INSTRUCTIONS TO FOLLOW: Only a number is wanted: how many lines in these records contain the word "this"?

ENTRIES:

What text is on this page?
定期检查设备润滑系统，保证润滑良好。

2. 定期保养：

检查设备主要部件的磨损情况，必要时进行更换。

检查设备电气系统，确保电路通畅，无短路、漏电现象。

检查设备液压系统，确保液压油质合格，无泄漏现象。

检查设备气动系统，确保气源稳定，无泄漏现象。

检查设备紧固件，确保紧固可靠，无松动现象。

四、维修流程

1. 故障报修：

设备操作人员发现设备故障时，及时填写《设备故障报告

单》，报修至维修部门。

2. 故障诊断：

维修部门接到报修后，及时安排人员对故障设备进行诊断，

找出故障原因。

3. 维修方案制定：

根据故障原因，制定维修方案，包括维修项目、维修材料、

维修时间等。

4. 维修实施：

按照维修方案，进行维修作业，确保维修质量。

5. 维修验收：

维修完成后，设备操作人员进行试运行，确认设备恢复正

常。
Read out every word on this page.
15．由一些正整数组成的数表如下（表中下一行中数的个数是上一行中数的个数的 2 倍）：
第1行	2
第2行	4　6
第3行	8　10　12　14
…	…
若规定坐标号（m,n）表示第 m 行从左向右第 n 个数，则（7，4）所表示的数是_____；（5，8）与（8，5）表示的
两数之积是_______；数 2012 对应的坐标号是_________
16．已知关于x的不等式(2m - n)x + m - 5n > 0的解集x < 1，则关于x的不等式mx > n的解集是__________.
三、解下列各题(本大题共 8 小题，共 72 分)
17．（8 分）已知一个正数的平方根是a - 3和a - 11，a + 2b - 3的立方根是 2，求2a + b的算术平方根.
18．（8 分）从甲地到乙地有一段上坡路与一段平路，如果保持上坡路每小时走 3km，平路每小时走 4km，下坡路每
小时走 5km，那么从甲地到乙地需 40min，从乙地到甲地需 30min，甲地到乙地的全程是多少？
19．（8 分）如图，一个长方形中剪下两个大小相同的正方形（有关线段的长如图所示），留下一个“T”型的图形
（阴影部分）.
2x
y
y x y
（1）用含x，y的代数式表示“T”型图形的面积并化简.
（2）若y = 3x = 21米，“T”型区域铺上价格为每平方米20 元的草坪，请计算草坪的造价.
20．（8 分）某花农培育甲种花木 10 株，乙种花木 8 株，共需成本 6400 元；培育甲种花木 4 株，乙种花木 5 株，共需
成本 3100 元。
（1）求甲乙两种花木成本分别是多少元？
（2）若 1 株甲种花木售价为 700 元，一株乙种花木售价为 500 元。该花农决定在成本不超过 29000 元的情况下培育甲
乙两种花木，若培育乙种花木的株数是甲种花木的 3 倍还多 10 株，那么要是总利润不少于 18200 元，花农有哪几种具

EXERCISE RESPONSE: 2